MongoDB acquires WiredTiger to boost storage engine performance
NoSQL database giant MongoDB Inc. has moved to acquire WiredTiger Inc., which builds a database storage engine solution, barely a month after including the technology as an option in the latest version of its product.
It’s an important buy for MongoDB, and perhaps all the more so for the talent its acquired in the process – database experts Dr. Michael Cahill and Keith Bostic. Cahill, who founded WiredTiger, was previously one of the chief architects of Berkeley DB at Sleepycat Software and Oracle Corp., while Bostic was the co-founder of Sleepycat Software, which was acquired by Oracle back in 2006.
WiredTiger, described as a high-performance, high-throughput storage engine, was expected to be included an option in MongoDB 2.8 when it’s released in January. But now MongoDB has gone the whole hog and bought the entire company.
“Keith and Michael are both luminaries in the fields of data storage and transaction management, and they and the entire WiredTiger team are on exactly the same page as we are,” said MongoDB CTO Eliot Horowitz. “They are true paragons of the free software movement, and on their team, 15 years’ experience in the field makes you a relative newcomer.”

====

* **Study questions**
**1.** Check statements (a), (b), and (c) against the MongoDB article and answer yes or no to each, quoting the words from the article that decide it: (a) Michael Cahill founded WiredTiger. (b) Oracle acquired Sleepycat Software in 2008. (c) WiredTiger was expected to be an option in MongoDB 2.8 when that version came out in January.
**2.** Duplicate the MongoDB article word for word, everything from "WiredTiger, described as" down to "the entire company.".
The listing has nothing to do with this.

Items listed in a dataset
====

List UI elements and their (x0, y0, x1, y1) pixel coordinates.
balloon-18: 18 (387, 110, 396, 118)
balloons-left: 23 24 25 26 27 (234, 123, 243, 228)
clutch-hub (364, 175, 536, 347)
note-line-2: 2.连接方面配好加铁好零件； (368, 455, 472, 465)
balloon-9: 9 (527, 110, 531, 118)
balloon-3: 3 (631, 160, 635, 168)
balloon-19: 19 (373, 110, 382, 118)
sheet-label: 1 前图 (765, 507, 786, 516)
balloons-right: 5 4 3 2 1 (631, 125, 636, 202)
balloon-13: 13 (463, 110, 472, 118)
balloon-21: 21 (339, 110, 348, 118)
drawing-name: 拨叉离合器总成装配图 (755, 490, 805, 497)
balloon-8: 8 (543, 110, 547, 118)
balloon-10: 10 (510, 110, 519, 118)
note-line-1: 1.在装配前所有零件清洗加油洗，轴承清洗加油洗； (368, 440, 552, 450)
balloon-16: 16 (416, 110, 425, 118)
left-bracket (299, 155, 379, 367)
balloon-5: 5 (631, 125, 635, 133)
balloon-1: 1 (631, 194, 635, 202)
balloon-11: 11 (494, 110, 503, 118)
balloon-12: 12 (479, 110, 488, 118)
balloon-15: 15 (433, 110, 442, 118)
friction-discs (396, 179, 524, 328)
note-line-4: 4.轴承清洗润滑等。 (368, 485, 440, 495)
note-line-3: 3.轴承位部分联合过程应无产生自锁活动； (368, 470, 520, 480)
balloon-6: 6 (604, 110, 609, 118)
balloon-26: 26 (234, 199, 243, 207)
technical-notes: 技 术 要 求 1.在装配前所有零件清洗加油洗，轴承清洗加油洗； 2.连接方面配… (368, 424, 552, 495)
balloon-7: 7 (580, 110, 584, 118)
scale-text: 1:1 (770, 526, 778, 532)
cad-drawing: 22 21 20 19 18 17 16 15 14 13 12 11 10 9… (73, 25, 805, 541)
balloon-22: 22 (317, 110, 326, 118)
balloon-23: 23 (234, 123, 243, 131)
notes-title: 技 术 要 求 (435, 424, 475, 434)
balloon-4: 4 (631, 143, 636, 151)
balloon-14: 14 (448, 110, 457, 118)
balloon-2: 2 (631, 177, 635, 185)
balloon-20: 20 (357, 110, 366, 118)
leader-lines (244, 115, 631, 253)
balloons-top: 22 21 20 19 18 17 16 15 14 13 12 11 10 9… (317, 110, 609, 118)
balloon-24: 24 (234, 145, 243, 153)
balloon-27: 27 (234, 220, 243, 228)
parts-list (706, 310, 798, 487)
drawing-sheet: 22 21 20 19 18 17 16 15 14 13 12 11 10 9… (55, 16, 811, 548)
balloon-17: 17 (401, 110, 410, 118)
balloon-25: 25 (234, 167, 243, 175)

====

* **Solution list**
**1.**
(a) Yes: "Cahill, who founded WiredTiger"
(b) No: "which was acquired by Oracle back in 2006"
(c) Yes: "was expected to be included an option in MongoDB 2.8 when it’s released in January"

**2.**
WiredTiger, described as a high-performance, high-throughput storage engine, was expected to be included an option in MongoDB 2.8 when it’s released in January. But now MongoDB has gone the whole hog and bought the entire company.